+++ RAW RECORDS

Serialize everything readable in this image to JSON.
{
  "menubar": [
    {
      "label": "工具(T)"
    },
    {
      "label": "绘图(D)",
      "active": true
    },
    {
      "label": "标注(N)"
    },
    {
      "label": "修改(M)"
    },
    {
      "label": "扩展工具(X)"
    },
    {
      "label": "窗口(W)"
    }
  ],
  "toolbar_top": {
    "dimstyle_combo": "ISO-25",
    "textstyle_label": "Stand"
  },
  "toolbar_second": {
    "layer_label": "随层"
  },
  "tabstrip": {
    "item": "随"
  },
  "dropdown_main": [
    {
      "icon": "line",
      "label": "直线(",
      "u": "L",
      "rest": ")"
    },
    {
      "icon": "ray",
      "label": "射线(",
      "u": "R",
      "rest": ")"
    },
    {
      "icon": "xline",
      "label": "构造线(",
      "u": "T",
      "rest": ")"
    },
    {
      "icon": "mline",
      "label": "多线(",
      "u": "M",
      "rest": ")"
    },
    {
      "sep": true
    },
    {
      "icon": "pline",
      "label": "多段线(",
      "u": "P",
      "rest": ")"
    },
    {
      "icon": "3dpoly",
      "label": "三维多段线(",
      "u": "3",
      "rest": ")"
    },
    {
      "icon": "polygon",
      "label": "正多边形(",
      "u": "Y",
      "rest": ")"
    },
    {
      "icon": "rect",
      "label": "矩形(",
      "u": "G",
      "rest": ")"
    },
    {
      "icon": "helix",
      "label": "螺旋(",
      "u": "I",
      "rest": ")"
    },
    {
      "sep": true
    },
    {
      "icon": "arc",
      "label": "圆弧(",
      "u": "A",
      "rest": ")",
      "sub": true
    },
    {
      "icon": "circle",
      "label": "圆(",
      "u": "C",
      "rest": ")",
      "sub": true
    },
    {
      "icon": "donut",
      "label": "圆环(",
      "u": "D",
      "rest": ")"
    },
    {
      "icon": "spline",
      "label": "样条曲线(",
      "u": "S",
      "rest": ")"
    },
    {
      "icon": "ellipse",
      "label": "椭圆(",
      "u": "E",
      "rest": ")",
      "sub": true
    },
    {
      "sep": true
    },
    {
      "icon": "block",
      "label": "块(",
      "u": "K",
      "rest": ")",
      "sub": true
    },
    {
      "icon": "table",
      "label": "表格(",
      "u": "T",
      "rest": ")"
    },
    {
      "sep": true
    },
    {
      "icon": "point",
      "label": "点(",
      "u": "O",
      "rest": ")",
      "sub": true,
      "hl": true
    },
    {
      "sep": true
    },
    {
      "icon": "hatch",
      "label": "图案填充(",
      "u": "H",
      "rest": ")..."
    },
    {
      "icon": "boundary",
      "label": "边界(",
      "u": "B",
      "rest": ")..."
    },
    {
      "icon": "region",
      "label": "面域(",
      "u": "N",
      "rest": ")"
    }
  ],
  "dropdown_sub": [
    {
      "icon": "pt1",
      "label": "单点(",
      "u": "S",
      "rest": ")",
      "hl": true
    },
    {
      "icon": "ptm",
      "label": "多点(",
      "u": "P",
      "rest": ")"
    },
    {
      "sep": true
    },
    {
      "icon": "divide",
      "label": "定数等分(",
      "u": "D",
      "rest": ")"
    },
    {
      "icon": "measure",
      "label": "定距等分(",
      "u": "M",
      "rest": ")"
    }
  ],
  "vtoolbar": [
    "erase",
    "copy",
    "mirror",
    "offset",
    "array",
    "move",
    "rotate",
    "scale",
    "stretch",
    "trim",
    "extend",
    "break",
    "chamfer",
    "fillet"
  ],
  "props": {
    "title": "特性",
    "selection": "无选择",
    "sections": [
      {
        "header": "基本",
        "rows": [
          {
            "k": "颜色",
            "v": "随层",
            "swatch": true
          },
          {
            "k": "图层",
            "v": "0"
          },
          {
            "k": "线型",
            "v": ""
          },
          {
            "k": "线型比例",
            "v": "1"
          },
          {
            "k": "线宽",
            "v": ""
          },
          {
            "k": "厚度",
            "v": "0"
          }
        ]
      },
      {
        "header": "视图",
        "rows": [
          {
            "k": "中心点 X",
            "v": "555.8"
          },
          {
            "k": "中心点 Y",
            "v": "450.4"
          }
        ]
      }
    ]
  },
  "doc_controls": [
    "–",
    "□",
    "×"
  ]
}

++++++

Each line above must be reproduced exactly as it stands.

#### RESULT OF THIS EXERCISE:
Serialize everything readable in this image to JSON.
{
  "menubar": [
    {
      "label": "工具(T)"
    },
    {
      "label": "绘图(D)",
      "active": true
    },
    {
      "label": "标注(N)"
    },
    {
      "label": "修改(M)"
    },
    {
      "label": "扩展工具(X)"
    },
    {
      "label": "窗口(W)"
    }
  ],
  "toolbar_top": {
    "dimstyle_combo": "ISO-25",
    "textstyle_label": "Stand"
  },
  "toolbar_second": {
    "layer_label": "随层"
  },
  "tabstrip": {
    "item": "随"
  },
  "dropdown_main": [
    {
      "icon": "line",
      "label": "直线(",
      "u": "L",
      "rest": ")"
    },
    {
      "icon": "ray",
      "label": "射线(",
      "u": "R",
      "rest": ")"
    },
    {
      "icon": "xline",
      "label": "构造线(",
      "u": "T",
      "rest": ")"
    },
    {
      "icon": "mline",
      "label": "多线(",
      "u": "M",
      "rest": ")"
    },
    {
      "sep": true
    },
    {
      "icon": "pline",
      "label": "多段线(",
      "u": "P",
      "rest": ")"
    },
    {
      "icon": "3dpoly",
      "label": "三维多段线(",
      "u": "3",
      "rest": ")"
    },
    {
      "icon": "polygon",
      "label": "正多边形(",
      "u": "Y",
      "rest": ")"
    },
    {
      "icon": "rect",
      "label": "矩形(",
      "u": "G",
      "rest": ")"
    },
    {
      "icon": "helix",
      "label": "螺旋(",
      "u": "I",
      "rest": ")"
    },
    {
      "sep": true
    },
    {
      "icon": "arc",
      "label": "圆弧(",
      "u": "A",
      "rest": ")",
      "sub": true
    },
    {
      "icon": "circle",
      "label": "圆(",
      "u": "C",
      "rest": ")",
      "sub": true
    },
    {
      "icon": "donut",
      "label": "圆环(",
      "u": "D",
      "rest": ")"
    },
    {
      "icon": "spline",
      "label": "样条曲线(",
      "u": "S",
      "rest": ")"
    },
    {
      "icon": "ellipse",
      "label": "椭圆(",
      "u": "E",
      "rest": ")",
      "sub": true
    },
    {
      "sep": true
    },
    {
      "icon": "block",
      "label": "块(",
      "u": "K",
      "rest": ")",
      "sub": true
    },
    {
      "icon": "table",
      "label": "表格(",
      "u": "T",
      "rest": ")"
    },
    {
      "sep": true
    },
    {
      "icon": "point",
      "label": "点(",
      "u": "O",
      "rest": ")",
      "sub": true,
      "hl": true
    },
    {
      "sep": true
    },
    {
      "icon": "hatch",
      "label": "图案填充(",
      "u": "H",
      "rest": ")..."
    },
    {
      "icon": "boundary",
      "label": "边界(",
      "u": "B",
      "rest": ")..."
    },
    {
      "icon": "region",
      "label": "面域(",
      "u": "N",
      "rest": ")"
    }
  ],
  "dropdown_sub": [
    {
      "icon": "pt1",
      "label": "单点(",
      "u": "S",
      "rest": ")",
      "hl": true
    },
    {
      "icon": "ptm",
      "label": "多点(",
      "u": "P",
      "rest": ")"
    },
    {
      "sep": true
    },
    {
      "icon": "divide",
      "label": "定数等分(",
      "u": "D",
      "rest": ")"
    },
    {
      "icon": "measure",
      "label": "定距等分(",
      "u": "M",
      "rest": ")"
    }
  ],
  "vtoolbar": [
    "erase",
    "copy",
    "mirror",
    "offset",
    "array",
    "move",
    "rotate",
    "scale",
    "stretch",
    "trim",
    "extend",
    "break",
    "chamfer",
    "fillet"
  ],
  "props": {
    "title": "特性",
    "selection": "无选择",
    "sections": [
      {
        "header": "基本",
        "rows": [
          {
            "k": "颜色",
            "v": "随层",
            "swatch": true
          },
          {
            "k": "图层",
            "v": "0"
          },
          {
            "k": "线型",
            "v": ""
          },
          {
            "k": "线型比例",
            "v": "1"
          },
          {
            "k": "线宽",
            "v": ""
          },
          {
            "k": "厚度",
            "v": "0"
          }
        ]
      },
      {
        "header": "视图",
        "rows": [
          {
            "k": "中心点 X",
            "v": "555.8"
          },
          {
            "k": "中心点 Y",
            "v": "450.4"
          }
        ]
      }
    ]
  },
  "doc_controls": [
    "–",
    "□",
    "×"
  ]
}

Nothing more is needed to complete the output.